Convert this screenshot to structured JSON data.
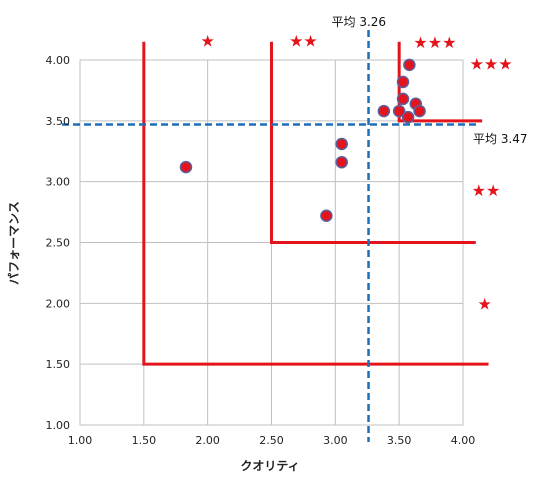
{
  "chart_data": {
    "type": "scatter",
    "xlabel": "クオリティ",
    "ylabel": "パフォーマンス",
    "xlim": [
      1.0,
      4.0
    ],
    "ylim": [
      1.0,
      4.0
    ],
    "x_ticks": [
      "1.00",
      "1.50",
      "2.00",
      "2.50",
      "3.00",
      "3.50",
      "4.00"
    ],
    "y_ticks": [
      "1.00",
      "1.50",
      "2.00",
      "2.50",
      "3.00",
      "3.50",
      "4.00"
    ],
    "grid": true,
    "points": [
      {
        "x": 1.83,
        "y": 3.12
      },
      {
        "x": 2.93,
        "y": 2.72
      },
      {
        "x": 3.05,
        "y": 3.31
      },
      {
        "x": 3.05,
        "y": 3.16
      },
      {
        "x": 3.38,
        "y": 3.58
      },
      {
        "x": 3.5,
        "y": 3.58
      },
      {
        "x": 3.53,
        "y": 3.82
      },
      {
        "x": 3.53,
        "y": 3.68
      },
      {
        "x": 3.57,
        "y": 3.53
      },
      {
        "x": 3.58,
        "y": 3.96
      },
      {
        "x": 3.63,
        "y": 3.64
      },
      {
        "x": 3.66,
        "y": 3.58
      }
    ],
    "averages": {
      "x": 3.26,
      "y": 3.47,
      "x_label": "平均 3.26",
      "y_label": "平均 3.47"
    },
    "zone_lines": [
      {
        "x": 1.5,
        "y_top": 4.15,
        "y_bottom": 1.5,
        "x_right": 4.2
      },
      {
        "x": 2.5,
        "y_top": 4.15,
        "y_bottom": 2.5,
        "x_right": 4.1
      },
      {
        "x": 3.5,
        "y_top": 4.15,
        "y_bottom": 3.5,
        "x_right": 4.15
      }
    ],
    "star_annotations": [
      {
        "stars": "★",
        "x": 2.0,
        "y": 4.16
      },
      {
        "stars": "★★",
        "x": 2.75,
        "y": 4.16
      },
      {
        "stars": "★★★",
        "x": 3.78,
        "y": 4.15
      },
      {
        "stars": "★★★",
        "x": 4.22,
        "y": 3.97
      },
      {
        "stars": "★★",
        "x": 4.18,
        "y": 2.93
      },
      {
        "stars": "★",
        "x": 4.17,
        "y": 2.0
      }
    ],
    "colors": {
      "point_fill": "#e3141b",
      "point_stroke": "#5b5f9e",
      "zone_line": "#e3141b",
      "average_line": "#1f6fb8",
      "grid": "#c0c0c0",
      "star": "#e3141b"
    }
  }
}
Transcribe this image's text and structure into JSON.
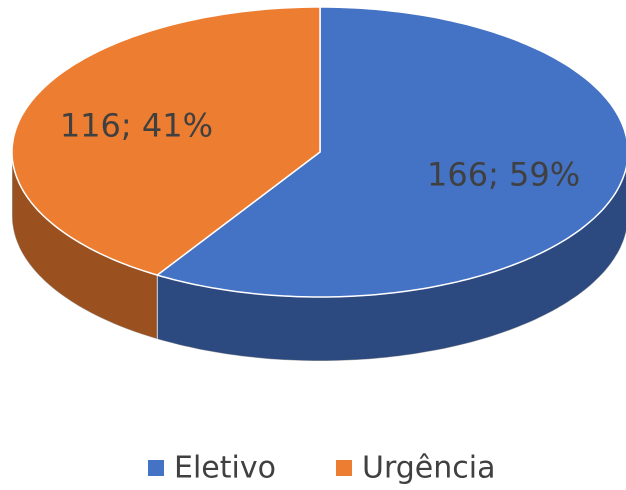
{
  "chart_data": {
    "type": "pie",
    "categories": [
      "Eletivo",
      "Urgência"
    ],
    "values": [
      166,
      116
    ],
    "value_labels": [
      "166; 59%",
      "116; 41%"
    ],
    "colors": [
      "#4472c4",
      "#ed7d31"
    ],
    "legend": "bottom"
  }
}
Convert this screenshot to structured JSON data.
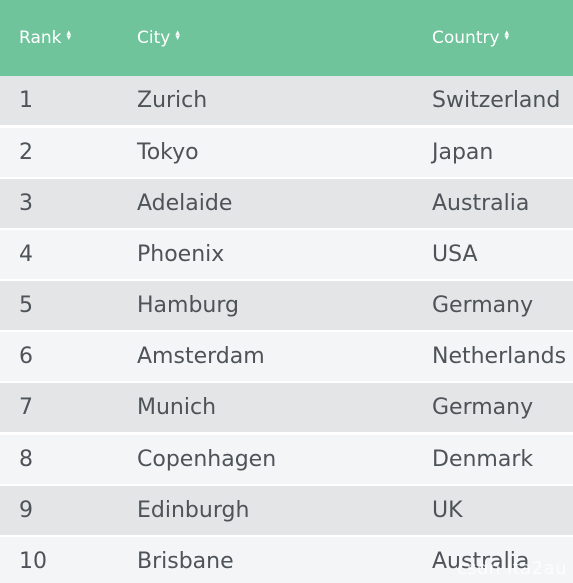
{
  "colors": {
    "header_bg": "#6fc49b",
    "row_odd": "#e4e5e6",
    "row_even": "#f4f5f6",
    "cell_text": "#4d5358"
  },
  "table": {
    "headers": [
      {
        "label": "Rank",
        "icon": "sort-arrows-icon"
      },
      {
        "label": "City",
        "icon": "sort-arrows-icon"
      },
      {
        "label": "Country",
        "icon": "sort-arrows-icon"
      }
    ],
    "rows": [
      {
        "rank": "1",
        "city": "Zurich",
        "country": "Switzerland"
      },
      {
        "rank": "2",
        "city": "Tokyo",
        "country": "Japan"
      },
      {
        "rank": "3",
        "city": "Adelaide",
        "country": "Australia"
      },
      {
        "rank": "4",
        "city": "Phoenix",
        "country": "USA"
      },
      {
        "rank": "5",
        "city": "Hamburg",
        "country": "Germany"
      },
      {
        "rank": "6",
        "city": "Amsterdam",
        "country": "Netherlands"
      },
      {
        "rank": "7",
        "city": "Munich",
        "country": "Germany"
      },
      {
        "rank": "8",
        "city": "Copenhagen",
        "country": "Denmark"
      },
      {
        "rank": "9",
        "city": "Edinburgh",
        "country": "UK"
      },
      {
        "rank": "10",
        "city": "Brisbane",
        "country": "Australia"
      }
    ]
  },
  "watermark": "csdn ita2au"
}
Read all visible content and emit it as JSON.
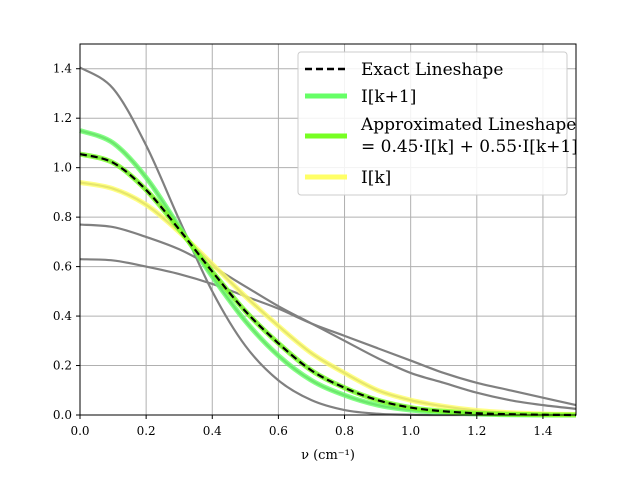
{
  "chart_data": {
    "type": "line",
    "title": "",
    "xlabel": "ν (cm⁻¹)",
    "ylabel": "",
    "xlim": [
      0.0,
      1.5
    ],
    "ylim": [
      0.0,
      1.5
    ],
    "x_ticks": [
      "0.0",
      "0.2",
      "0.4",
      "0.6",
      "0.8",
      "1.0",
      "1.2",
      "1.4"
    ],
    "y_ticks": [
      "0.0",
      "0.2",
      "0.4",
      "0.6",
      "0.8",
      "1.0",
      "1.2",
      "1.4"
    ],
    "grid": true,
    "legend_position": "top-right",
    "legend": [
      {
        "label": "Exact Lineshape",
        "style": "dashed",
        "color": "#000000"
      },
      {
        "label": "I[k+1]",
        "style": "solid",
        "color": "#66ff66"
      },
      {
        "label": "Approximated Lineshape",
        "label_line2": "= 0.45·I[k] + 0.55·I[k+1]",
        "style": "solid",
        "color": "#77ff22"
      },
      {
        "label": "I[k]",
        "style": "solid",
        "color": "#ffff66"
      }
    ],
    "series": [
      {
        "role": "background-gray",
        "color": "#808080",
        "peak": 1.405,
        "x": [
          0,
          0.1,
          0.2,
          0.3,
          0.4,
          0.5,
          0.6,
          0.7,
          0.8,
          0.9,
          1.0,
          1.1,
          1.2,
          1.3,
          1.4,
          1.5
        ],
        "y": [
          1.405,
          1.32,
          1.09,
          0.79,
          0.5,
          0.28,
          0.14,
          0.06,
          0.02,
          0.005,
          0.001,
          0,
          0,
          0,
          0,
          0
        ]
      },
      {
        "role": "background-gray",
        "color": "#808080",
        "peak": 1.15,
        "x": [
          0,
          0.1,
          0.2,
          0.3,
          0.4,
          0.5,
          0.6,
          0.7,
          0.8,
          0.9,
          1.0,
          1.1,
          1.2,
          1.3,
          1.4,
          1.5
        ],
        "y": [
          1.15,
          1.1,
          0.96,
          0.76,
          0.56,
          0.38,
          0.24,
          0.14,
          0.08,
          0.04,
          0.02,
          0.01,
          0.004,
          0.001,
          0,
          0
        ]
      },
      {
        "role": "background-gray",
        "color": "#808080",
        "peak": 1.055,
        "x": [
          0,
          0.1,
          0.2,
          0.3,
          0.4,
          0.5,
          0.6,
          0.7,
          0.8,
          0.9,
          1.0,
          1.1,
          1.2,
          1.3,
          1.4,
          1.5
        ],
        "y": [
          1.055,
          1.02,
          0.91,
          0.75,
          0.58,
          0.42,
          0.29,
          0.18,
          0.11,
          0.06,
          0.03,
          0.015,
          0.007,
          0.003,
          0.001,
          0
        ]
      },
      {
        "role": "background-gray",
        "color": "#808080",
        "peak": 0.94,
        "x": [
          0,
          0.1,
          0.2,
          0.3,
          0.4,
          0.5,
          0.6,
          0.7,
          0.8,
          0.9,
          1.0,
          1.1,
          1.2,
          1.3,
          1.4,
          1.5
        ],
        "y": [
          0.94,
          0.915,
          0.85,
          0.74,
          0.61,
          0.48,
          0.36,
          0.25,
          0.17,
          0.1,
          0.06,
          0.035,
          0.018,
          0.009,
          0.004,
          0.002
        ]
      },
      {
        "role": "background-gray",
        "color": "#808080",
        "peak": 0.77,
        "x": [
          0,
          0.1,
          0.2,
          0.3,
          0.4,
          0.5,
          0.6,
          0.7,
          0.8,
          0.9,
          1.0,
          1.1,
          1.2,
          1.3,
          1.4,
          1.5
        ],
        "y": [
          0.77,
          0.76,
          0.72,
          0.67,
          0.6,
          0.52,
          0.44,
          0.37,
          0.3,
          0.23,
          0.17,
          0.13,
          0.09,
          0.06,
          0.04,
          0.025
        ]
      },
      {
        "role": "background-gray",
        "color": "#808080",
        "peak": 0.63,
        "x": [
          0,
          0.1,
          0.2,
          0.3,
          0.4,
          0.5,
          0.6,
          0.7,
          0.8,
          0.9,
          1.0,
          1.1,
          1.2,
          1.3,
          1.4,
          1.5
        ],
        "y": [
          0.63,
          0.625,
          0.6,
          0.57,
          0.53,
          0.48,
          0.43,
          0.37,
          0.32,
          0.27,
          0.22,
          0.17,
          0.13,
          0.1,
          0.07,
          0.04
        ]
      },
      {
        "name": "I[k+1]",
        "color": "#66ff66",
        "x": [
          0,
          0.1,
          0.2,
          0.3,
          0.4,
          0.5,
          0.6,
          0.7,
          0.8,
          0.9,
          1.0,
          1.1,
          1.2,
          1.3,
          1.4,
          1.5
        ],
        "y": [
          1.15,
          1.1,
          0.96,
          0.76,
          0.56,
          0.38,
          0.24,
          0.14,
          0.08,
          0.04,
          0.02,
          0.01,
          0.004,
          0.001,
          0,
          0
        ]
      },
      {
        "name": "I[k]",
        "color": "#ffff66",
        "x": [
          0,
          0.1,
          0.2,
          0.3,
          0.4,
          0.5,
          0.6,
          0.7,
          0.8,
          0.9,
          1.0,
          1.1,
          1.2,
          1.3,
          1.4,
          1.5
        ],
        "y": [
          0.94,
          0.915,
          0.85,
          0.74,
          0.61,
          0.48,
          0.36,
          0.25,
          0.17,
          0.1,
          0.06,
          0.035,
          0.018,
          0.009,
          0.004,
          0.002
        ]
      },
      {
        "name": "Approximated Lineshape",
        "color": "#77ff22",
        "x": [
          0,
          0.1,
          0.2,
          0.3,
          0.4,
          0.5,
          0.6,
          0.7,
          0.8,
          0.9,
          1.0,
          1.1,
          1.2,
          1.3,
          1.4,
          1.5
        ],
        "y": [
          1.055,
          1.02,
          0.91,
          0.75,
          0.58,
          0.42,
          0.29,
          0.18,
          0.11,
          0.06,
          0.03,
          0.015,
          0.007,
          0.003,
          0.001,
          0
        ]
      },
      {
        "name": "Exact Lineshape",
        "color": "#000000",
        "dashed": true,
        "x": [
          0,
          0.1,
          0.2,
          0.3,
          0.4,
          0.5,
          0.6,
          0.7,
          0.8,
          0.9,
          1.0,
          1.1,
          1.2,
          1.3,
          1.4,
          1.5
        ],
        "y": [
          1.055,
          1.02,
          0.91,
          0.75,
          0.58,
          0.42,
          0.29,
          0.18,
          0.11,
          0.06,
          0.03,
          0.015,
          0.007,
          0.003,
          0.001,
          0
        ]
      }
    ]
  }
}
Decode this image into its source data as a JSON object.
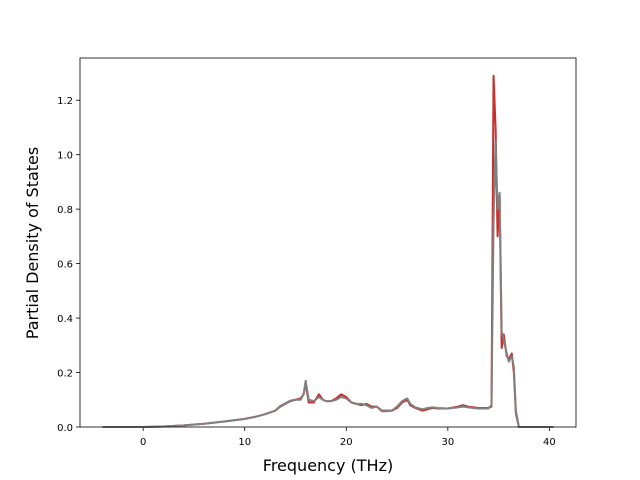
{
  "chart_data": {
    "type": "line",
    "x_label": "Frequency (THz)",
    "y_label": "Partial Density of States",
    "x": [
      -4,
      0,
      2,
      4,
      6,
      8,
      10,
      11,
      12,
      13,
      13.5,
      14,
      14.5,
      15,
      15.5,
      15.8,
      16,
      16.3,
      16.8,
      17.3,
      17.7,
      18,
      18.5,
      19,
      19.5,
      20,
      20.5,
      21,
      21.5,
      22,
      22.5,
      23,
      23.5,
      24,
      24.5,
      25,
      25.5,
      26,
      26.3,
      26.8,
      27.5,
      28,
      28.5,
      29,
      30,
      31,
      31.5,
      32,
      33,
      34,
      34.3,
      34.5,
      34.7,
      34.9,
      35.1,
      35.3,
      35.5,
      35.8,
      36,
      36.3,
      36.5,
      36.7,
      37,
      38,
      40.4
    ],
    "series": [
      {
        "color": "#c9302c",
        "values": [
          0,
          0,
          0.002,
          0.006,
          0.012,
          0.02,
          0.03,
          0.037,
          0.047,
          0.06,
          0.075,
          0.085,
          0.095,
          0.1,
          0.105,
          0.12,
          0.16,
          0.09,
          0.09,
          0.12,
          0.1,
          0.095,
          0.095,
          0.105,
          0.12,
          0.11,
          0.09,
          0.085,
          0.08,
          0.085,
          0.075,
          0.075,
          0.06,
          0.06,
          0.06,
          0.07,
          0.09,
          0.1,
          0.08,
          0.07,
          0.06,
          0.065,
          0.07,
          0.068,
          0.068,
          0.075,
          0.08,
          0.075,
          0.07,
          0.07,
          0.075,
          1.29,
          1.1,
          0.7,
          0.85,
          0.29,
          0.34,
          0.26,
          0.25,
          0.27,
          0.2,
          0.05,
          0,
          0,
          0
        ]
      },
      {
        "color": "#808080",
        "values": [
          0,
          0,
          0.002,
          0.006,
          0.012,
          0.02,
          0.03,
          0.037,
          0.047,
          0.06,
          0.077,
          0.087,
          0.097,
          0.1,
          0.1,
          0.12,
          0.17,
          0.1,
          0.095,
          0.11,
          0.1,
          0.095,
          0.095,
          0.1,
          0.11,
          0.105,
          0.09,
          0.085,
          0.085,
          0.08,
          0.07,
          0.075,
          0.058,
          0.058,
          0.06,
          0.075,
          0.095,
          0.105,
          0.085,
          0.072,
          0.065,
          0.07,
          0.072,
          0.07,
          0.068,
          0.072,
          0.075,
          0.072,
          0.068,
          0.068,
          0.08,
          0.75,
          1.05,
          0.8,
          0.86,
          0.35,
          0.32,
          0.27,
          0.24,
          0.26,
          0.22,
          0.06,
          0,
          0,
          0
        ]
      }
    ],
    "xlim": [
      -6.22,
      42.62
    ],
    "ylim": [
      0,
      1.355
    ],
    "xticks": [
      0,
      10,
      20,
      30,
      40
    ],
    "yticks": [
      {
        "value": 0,
        "label": "0.0"
      },
      0.2,
      0.4,
      0.6,
      0.8,
      {
        "value": 1,
        "label": "1.0"
      },
      1.2
    ]
  }
}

================

In the entries above, identify every line with the word "Exact". Copy those lines.

        "label": "Exact Lineshape",
        "name": "Exact Lineshape",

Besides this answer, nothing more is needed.